Supplied material:
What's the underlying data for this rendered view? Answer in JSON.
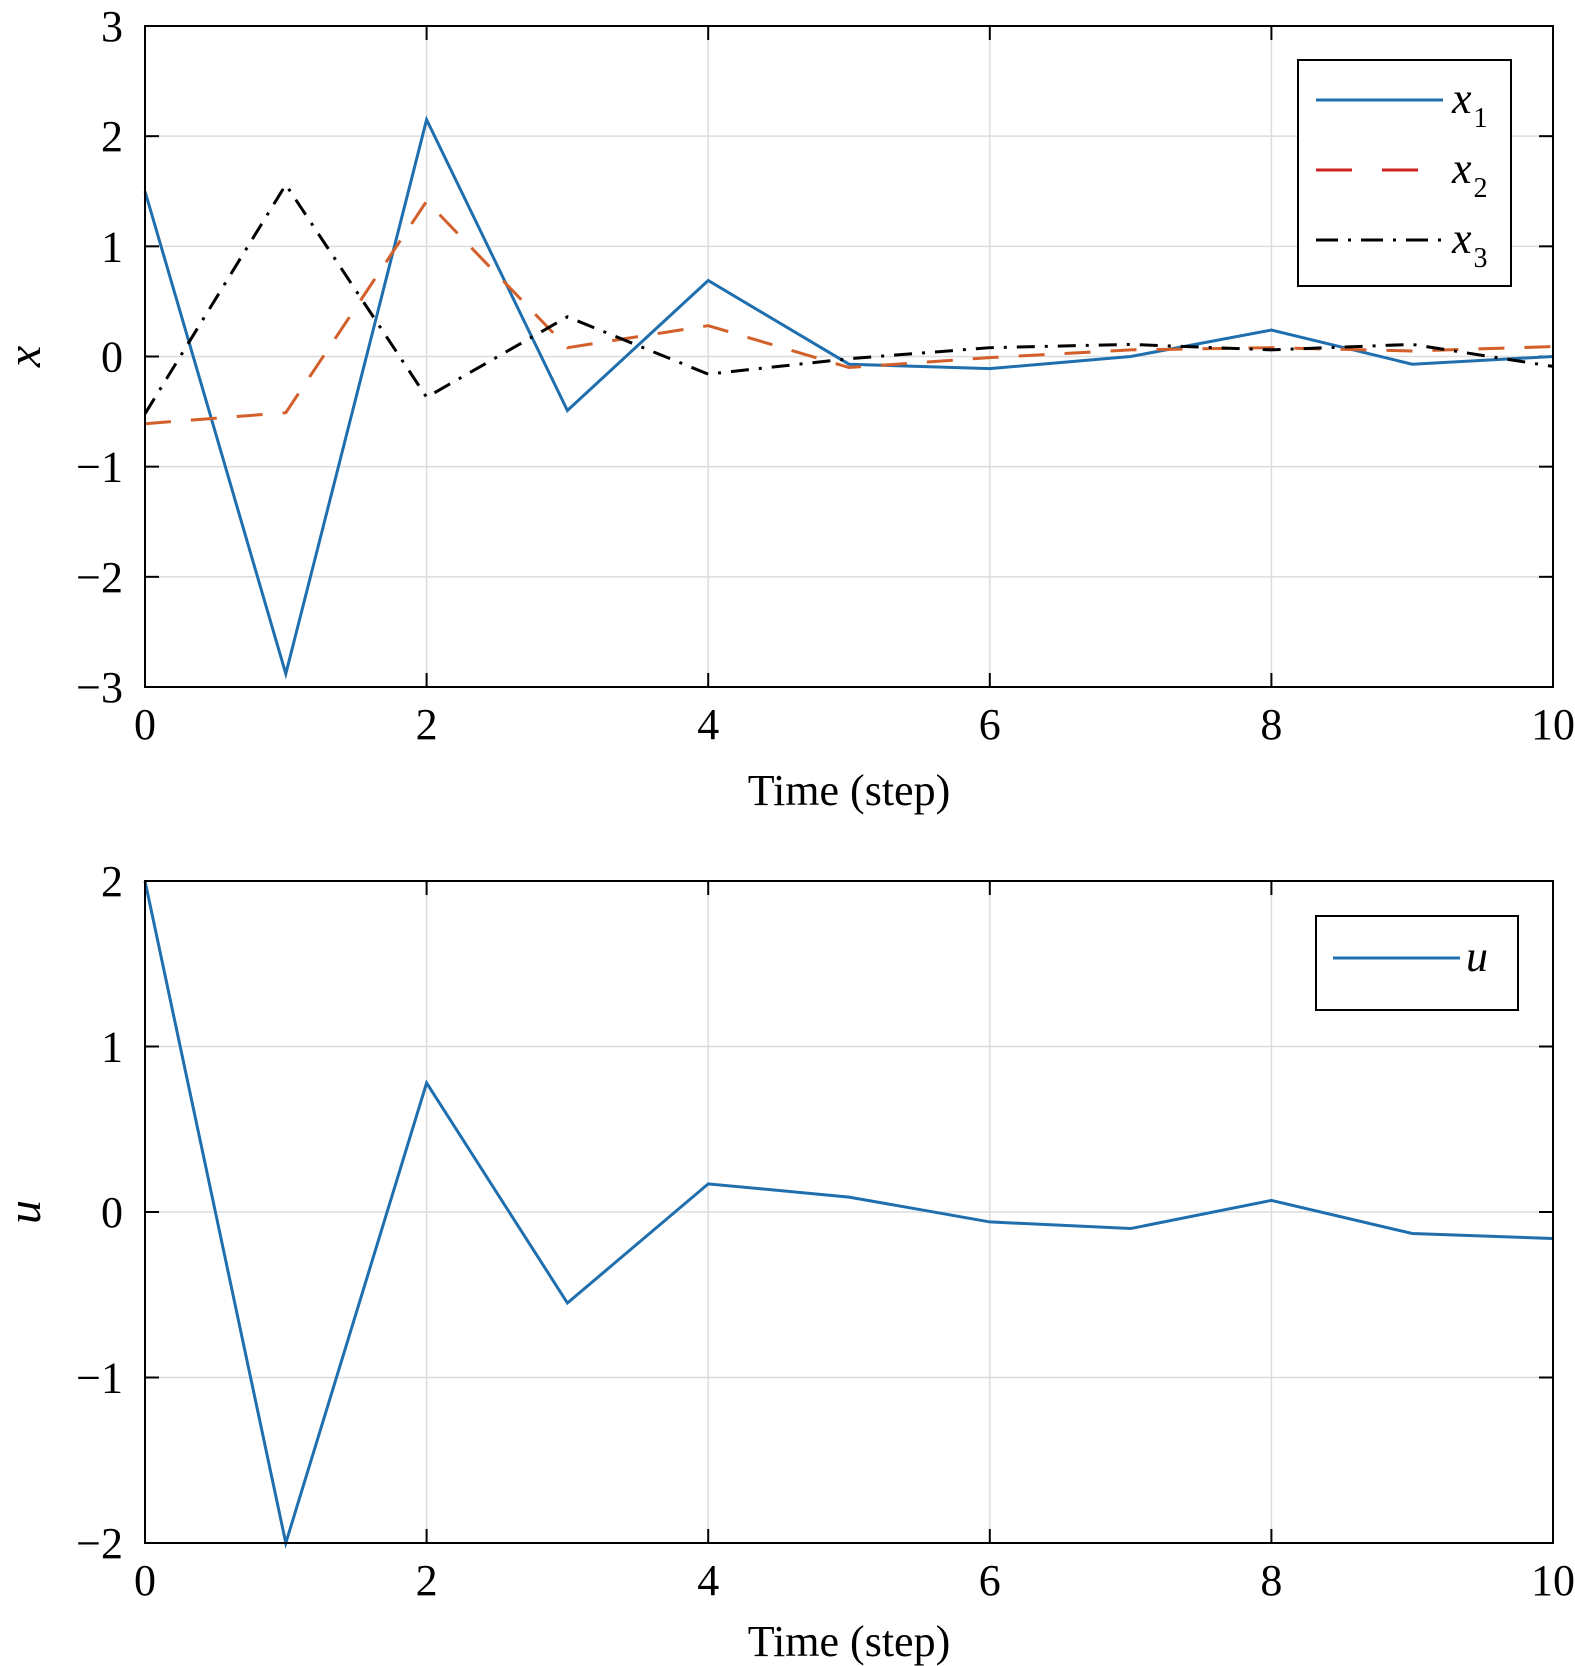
{
  "colors": {
    "x1": "#1f6faf",
    "x2": "#d35f2a",
    "x2_legend": "#cc2222",
    "x3": "#000000",
    "u": "#1f6faf",
    "grid": "#dcdcdc"
  },
  "chart_data": [
    {
      "type": "line",
      "xlabel": "Time (step)",
      "ylabel": "x",
      "xlim": [
        0,
        10
      ],
      "ylim": [
        -3,
        3
      ],
      "xticks": [
        0,
        2,
        4,
        6,
        8,
        10
      ],
      "yticks": [
        -3,
        -2,
        -1,
        0,
        1,
        2,
        3
      ],
      "ytick_labels": [
        "−3",
        "−2",
        "−1",
        "0",
        "1",
        "2",
        "3"
      ],
      "xtick_labels": [
        "0",
        "2",
        "4",
        "6",
        "8",
        "10"
      ],
      "grid": true,
      "legend_position": "top-right",
      "x": [
        0,
        1,
        2,
        3,
        4,
        5,
        6,
        7,
        8,
        9,
        10
      ],
      "series": [
        {
          "name": "x",
          "subscript": "1",
          "style": "solid",
          "color_key": "x1",
          "values": [
            1.5,
            -2.88,
            2.15,
            -0.49,
            0.69,
            -0.07,
            -0.11,
            0.0,
            0.24,
            -0.07,
            0.0
          ]
        },
        {
          "name": "x",
          "subscript": "2",
          "style": "dashed",
          "color_key": "x2",
          "values": [
            -0.61,
            -0.51,
            1.41,
            0.08,
            0.28,
            -0.1,
            -0.01,
            0.06,
            0.08,
            0.05,
            0.09
          ]
        },
        {
          "name": "x",
          "subscript": "3",
          "style": "dashdot",
          "color_key": "x3",
          "values": [
            -0.52,
            1.56,
            -0.37,
            0.36,
            -0.16,
            -0.02,
            0.08,
            0.11,
            0.06,
            0.11,
            -0.09
          ]
        }
      ]
    },
    {
      "type": "line",
      "xlabel": "Time (step)",
      "ylabel": "u",
      "xlim": [
        0,
        10
      ],
      "ylim": [
        -2,
        2
      ],
      "xticks": [
        0,
        2,
        4,
        6,
        8,
        10
      ],
      "yticks": [
        -2,
        -1,
        0,
        1,
        2
      ],
      "ytick_labels": [
        "−2",
        "−1",
        "0",
        "1",
        "2"
      ],
      "xtick_labels": [
        "0",
        "2",
        "4",
        "6",
        "8",
        "10"
      ],
      "grid": true,
      "legend_position": "top-right",
      "x": [
        0,
        1,
        2,
        3,
        4,
        5,
        6,
        7,
        8,
        9,
        10
      ],
      "series": [
        {
          "name": "u",
          "style": "solid",
          "color_key": "u",
          "values": [
            2.0,
            -2.0,
            0.78,
            -0.55,
            0.17,
            0.09,
            -0.06,
            -0.1,
            0.07,
            -0.13,
            -0.16
          ]
        }
      ]
    }
  ]
}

Exercise aim: Leave the pictures out and write out every entry exactly as given.

Finished task:
What's the underlying data for this rendered view? Answer in JSON.
{
  "colors": {
    "x1": "#1f6faf",
    "x2": "#d35f2a",
    "x2_legend": "#cc2222",
    "x3": "#000000",
    "u": "#1f6faf",
    "grid": "#dcdcdc"
  },
  "chart_data": [
    {
      "type": "line",
      "xlabel": "Time (step)",
      "ylabel": "x",
      "xlim": [
        0,
        10
      ],
      "ylim": [
        -3,
        3
      ],
      "xticks": [
        0,
        2,
        4,
        6,
        8,
        10
      ],
      "yticks": [
        -3,
        -2,
        -1,
        0,
        1,
        2,
        3
      ],
      "ytick_labels": [
        "−3",
        "−2",
        "−1",
        "0",
        "1",
        "2",
        "3"
      ],
      "xtick_labels": [
        "0",
        "2",
        "4",
        "6",
        "8",
        "10"
      ],
      "grid": true,
      "legend_position": "top-right",
      "x": [
        0,
        1,
        2,
        3,
        4,
        5,
        6,
        7,
        8,
        9,
        10
      ],
      "series": [
        {
          "name": "x",
          "subscript": "1",
          "style": "solid",
          "color_key": "x1",
          "values": [
            1.5,
            -2.88,
            2.15,
            -0.49,
            0.69,
            -0.07,
            -0.11,
            0.0,
            0.24,
            -0.07,
            0.0
          ]
        },
        {
          "name": "x",
          "subscript": "2",
          "style": "dashed",
          "color_key": "x2",
          "values": [
            -0.61,
            -0.51,
            1.41,
            0.08,
            0.28,
            -0.1,
            -0.01,
            0.06,
            0.08,
            0.05,
            0.09
          ]
        },
        {
          "name": "x",
          "subscript": "3",
          "style": "dashdot",
          "color_key": "x3",
          "values": [
            -0.52,
            1.56,
            -0.37,
            0.36,
            -0.16,
            -0.02,
            0.08,
            0.11,
            0.06,
            0.11,
            -0.09
          ]
        }
      ]
    },
    {
      "type": "line",
      "xlabel": "Time (step)",
      "ylabel": "u",
      "xlim": [
        0,
        10
      ],
      "ylim": [
        -2,
        2
      ],
      "xticks": [
        0,
        2,
        4,
        6,
        8,
        10
      ],
      "yticks": [
        -2,
        -1,
        0,
        1,
        2
      ],
      "ytick_labels": [
        "−2",
        "−1",
        "0",
        "1",
        "2"
      ],
      "xtick_labels": [
        "0",
        "2",
        "4",
        "6",
        "8",
        "10"
      ],
      "grid": true,
      "legend_position": "top-right",
      "x": [
        0,
        1,
        2,
        3,
        4,
        5,
        6,
        7,
        8,
        9,
        10
      ],
      "series": [
        {
          "name": "u",
          "style": "solid",
          "color_key": "u",
          "values": [
            2.0,
            -2.0,
            0.78,
            -0.55,
            0.17,
            0.09,
            -0.06,
            -0.1,
            0.07,
            -0.13,
            -0.16
          ]
        }
      ]
    }
  ]
}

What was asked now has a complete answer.